• **PROBLEM DETAILS**
Extract each line bearing the word "alapján".

• **Some records**
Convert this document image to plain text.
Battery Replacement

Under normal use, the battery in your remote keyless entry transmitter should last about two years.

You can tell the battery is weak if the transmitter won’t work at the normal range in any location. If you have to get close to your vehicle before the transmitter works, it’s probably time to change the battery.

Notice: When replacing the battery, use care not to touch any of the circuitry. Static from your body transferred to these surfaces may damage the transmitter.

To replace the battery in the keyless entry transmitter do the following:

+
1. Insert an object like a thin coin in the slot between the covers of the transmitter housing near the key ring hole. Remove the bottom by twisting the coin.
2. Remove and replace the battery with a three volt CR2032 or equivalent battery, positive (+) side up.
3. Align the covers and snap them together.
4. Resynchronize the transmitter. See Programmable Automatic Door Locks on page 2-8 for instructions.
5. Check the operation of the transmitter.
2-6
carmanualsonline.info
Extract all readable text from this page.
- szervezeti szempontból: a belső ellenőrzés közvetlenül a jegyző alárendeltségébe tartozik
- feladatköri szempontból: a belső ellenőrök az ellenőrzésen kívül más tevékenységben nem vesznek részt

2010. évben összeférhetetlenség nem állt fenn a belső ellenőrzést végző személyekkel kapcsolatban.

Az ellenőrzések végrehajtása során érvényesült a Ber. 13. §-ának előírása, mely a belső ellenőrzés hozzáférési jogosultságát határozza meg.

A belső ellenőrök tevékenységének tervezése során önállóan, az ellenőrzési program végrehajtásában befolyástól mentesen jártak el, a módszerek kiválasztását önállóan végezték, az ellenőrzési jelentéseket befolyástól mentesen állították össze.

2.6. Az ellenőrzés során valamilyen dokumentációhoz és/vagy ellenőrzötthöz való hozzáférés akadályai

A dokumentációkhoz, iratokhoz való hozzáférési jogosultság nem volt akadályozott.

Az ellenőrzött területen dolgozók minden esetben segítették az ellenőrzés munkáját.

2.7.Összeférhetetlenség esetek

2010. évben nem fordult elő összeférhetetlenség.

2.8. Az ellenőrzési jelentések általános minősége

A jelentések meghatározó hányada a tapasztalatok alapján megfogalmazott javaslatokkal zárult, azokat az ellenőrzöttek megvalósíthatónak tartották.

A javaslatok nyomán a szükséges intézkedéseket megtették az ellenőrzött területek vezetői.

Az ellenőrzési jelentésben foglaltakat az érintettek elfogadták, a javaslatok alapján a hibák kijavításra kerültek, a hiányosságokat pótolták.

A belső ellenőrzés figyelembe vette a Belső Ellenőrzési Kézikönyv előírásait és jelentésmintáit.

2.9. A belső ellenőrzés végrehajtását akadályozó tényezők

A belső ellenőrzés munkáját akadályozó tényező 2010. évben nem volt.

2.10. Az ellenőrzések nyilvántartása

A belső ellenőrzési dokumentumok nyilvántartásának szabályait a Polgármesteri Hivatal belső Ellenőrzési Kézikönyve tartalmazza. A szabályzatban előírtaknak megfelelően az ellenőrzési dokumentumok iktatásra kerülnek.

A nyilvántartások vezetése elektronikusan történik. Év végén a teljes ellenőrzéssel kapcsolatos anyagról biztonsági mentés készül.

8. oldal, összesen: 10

• **WRITTEN RESPONSE**
A jelentések meghatározó hányada a tapasztalatok alapján megfogalmazott javaslatokkal zárult, azokat az ellenőrzöttek megvalósíthatónak tartották.
Az ellenőrzési jelentésben foglaltakat az érintettek elfogadták, a javaslatok alapján a hibák kijavításra kerültek, a hiányosságokat pótolták.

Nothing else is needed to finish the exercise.